* Task brief *
Write out all of the data exactly as it appears.
+++++
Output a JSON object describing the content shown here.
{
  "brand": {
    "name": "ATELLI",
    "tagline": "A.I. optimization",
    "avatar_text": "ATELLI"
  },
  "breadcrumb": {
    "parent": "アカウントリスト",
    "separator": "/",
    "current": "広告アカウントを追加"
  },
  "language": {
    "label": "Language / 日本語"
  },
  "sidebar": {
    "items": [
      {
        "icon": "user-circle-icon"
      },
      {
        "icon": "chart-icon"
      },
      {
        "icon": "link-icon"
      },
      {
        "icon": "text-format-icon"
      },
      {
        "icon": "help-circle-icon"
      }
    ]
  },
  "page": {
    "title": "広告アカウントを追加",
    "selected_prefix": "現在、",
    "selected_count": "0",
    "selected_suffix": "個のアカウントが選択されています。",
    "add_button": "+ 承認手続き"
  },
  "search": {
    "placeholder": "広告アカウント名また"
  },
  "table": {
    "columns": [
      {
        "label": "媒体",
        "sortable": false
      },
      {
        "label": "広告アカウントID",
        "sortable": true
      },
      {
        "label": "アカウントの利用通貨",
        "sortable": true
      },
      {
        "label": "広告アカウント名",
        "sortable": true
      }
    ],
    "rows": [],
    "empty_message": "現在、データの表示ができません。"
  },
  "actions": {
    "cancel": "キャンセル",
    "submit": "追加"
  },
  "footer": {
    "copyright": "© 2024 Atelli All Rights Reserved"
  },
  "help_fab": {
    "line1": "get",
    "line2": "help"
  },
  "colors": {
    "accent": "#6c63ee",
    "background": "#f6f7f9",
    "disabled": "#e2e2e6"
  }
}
+++++
* Solution to the exercise *
Output a JSON object describing the content shown here.
{
  "brand": {
    "name": "ATELLI",
    "tagline": "A.I. optimization",
    "avatar_text": "ATELLI"
  },
  "breadcrumb": {
    "parent": "アカウントリスト",
    "separator": "/",
    "current": "広告アカウントを追加"
  },
  "language": {
    "label": "Language / 日本語"
  },
  "sidebar": {
    "items": [
      {
        "icon": "user-circle-icon"
      },
      {
        "icon": "chart-icon"
      },
      {
        "icon": "link-icon"
      },
      {
        "icon": "text-format-icon"
      },
      {
        "icon": "help-circle-icon"
      }
    ]
  },
  "page": {
    "title": "広告アカウントを追加",
    "selected_prefix": "現在、",
    "selected_count": "0",
    "selected_suffix": "個のアカウントが選択されています。",
    "add_button": "+ 承認手続き"
  },
  "search": {
    "placeholder": "広告アカウント名また"
  },
  "table": {
    "columns": [
      {
        "label": "媒体",
        "sortable": false
      },
      {
        "label": "広告アカウントID",
        "sortable": true
      },
      {
        "label": "アカウントの利用通貨",
        "sortable": true
      },
      {
        "label": "広告アカウント名",
        "sortable": true
      }
    ],
    "rows": [],
    "empty_message": "現在、データの表示ができません。"
  },
  "actions": {
    "cancel": "キャンセル",
    "submit": "追加"
  },
  "footer": {
    "copyright": "© 2024 Atelli All Rights Reserved"
  },
  "help_fab": {
    "line1": "get",
    "line2": "help"
  },
  "colors": {
    "accent": "#6c63ee",
    "background": "#f6f7f9",
    "disabled": "#e2e2e6"
  }
}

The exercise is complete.